Source records

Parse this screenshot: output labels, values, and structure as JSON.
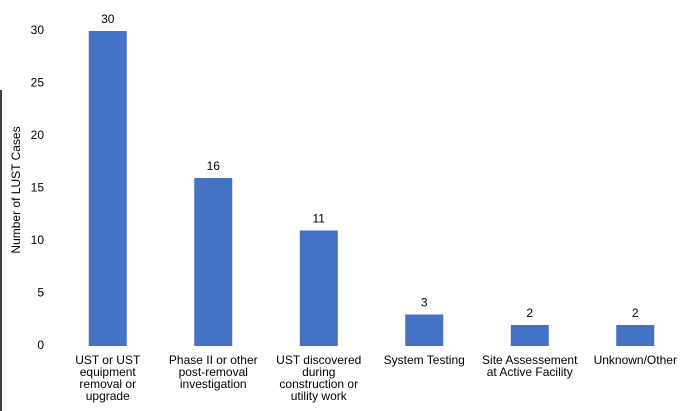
{
  "chart_data": {
    "type": "bar",
    "y_label": "Number of LUST Cases",
    "categories": [
      "UST or UST equipment removal or upgrade",
      "Phase II or other post-removal investigation",
      "UST discovered during construction or utility work",
      "System Testing",
      "Site Assessement at Active Facility",
      "Unknown/Other"
    ],
    "values": [
      30,
      16,
      11,
      3,
      2,
      2
    ],
    "color": "#4472c4",
    "ylim": [
      0,
      30
    ],
    "yticks": [
      0,
      5,
      10,
      15,
      20,
      25,
      30
    ],
    "grid": false,
    "value_labels_shown": true
  }
}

## WORK INSTRUCTIONS:
Repeat the entries exactly and keep the pictures out of the copy.

## SOLUTION TO THE PROBLEM:
Parse this screenshot: output labels, values, and structure as JSON.
{
  "chart_data": {
    "type": "bar",
    "y_label": "Number of LUST Cases",
    "categories": [
      "UST or UST equipment removal or upgrade",
      "Phase II or other post-removal investigation",
      "UST discovered during construction or utility work",
      "System Testing",
      "Site Assessement at Active Facility",
      "Unknown/Other"
    ],
    "values": [
      30,
      16,
      11,
      3,
      2,
      2
    ],
    "color": "#4472c4",
    "ylim": [
      0,
      30
    ],
    "yticks": [
      0,
      5,
      10,
      15,
      20,
      25,
      30
    ],
    "grid": false,
    "value_labels_shown": true
  }
}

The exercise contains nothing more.